-- Start --
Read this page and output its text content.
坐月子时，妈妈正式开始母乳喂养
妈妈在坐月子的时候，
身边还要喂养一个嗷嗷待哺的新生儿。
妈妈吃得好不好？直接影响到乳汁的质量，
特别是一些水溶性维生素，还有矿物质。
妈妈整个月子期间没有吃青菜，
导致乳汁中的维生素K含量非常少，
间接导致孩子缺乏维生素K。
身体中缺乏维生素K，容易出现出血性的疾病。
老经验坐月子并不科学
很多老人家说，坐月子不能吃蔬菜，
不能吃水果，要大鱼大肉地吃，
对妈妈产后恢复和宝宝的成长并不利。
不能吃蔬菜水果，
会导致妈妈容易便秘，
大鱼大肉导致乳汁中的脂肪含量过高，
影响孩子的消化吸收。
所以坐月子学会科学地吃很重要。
-- End --
**Problem description:** Write out every record verbatim.

**Finished answer:**
Read this page and output its text content.
坐月子时，妈妈正式开始母乳喂养
妈妈在坐月子的时候，
身边还要喂养一个嗷嗷待哺的新生儿。
妈妈吃得好不好？直接影响到乳汁的质量，
特别是一些水溶性维生素，还有矿物质。
妈妈整个月子期间没有吃青菜，
导致乳汁中的维生素K含量非常少，
间接导致孩子缺乏维生素K。
身体中缺乏维生素K，容易出现出血性的疾病。
老经验坐月子并不科学
很多老人家说，坐月子不能吃蔬菜，
不能吃水果，要大鱼大肉地吃，
对妈妈产后恢复和宝宝的成长并不利。
不能吃蔬菜水果，
会导致妈妈容易便秘，
大鱼大肉导致乳汁中的脂肪含量过高，
影响孩子的消化吸收。
所以坐月子学会科学地吃很重要。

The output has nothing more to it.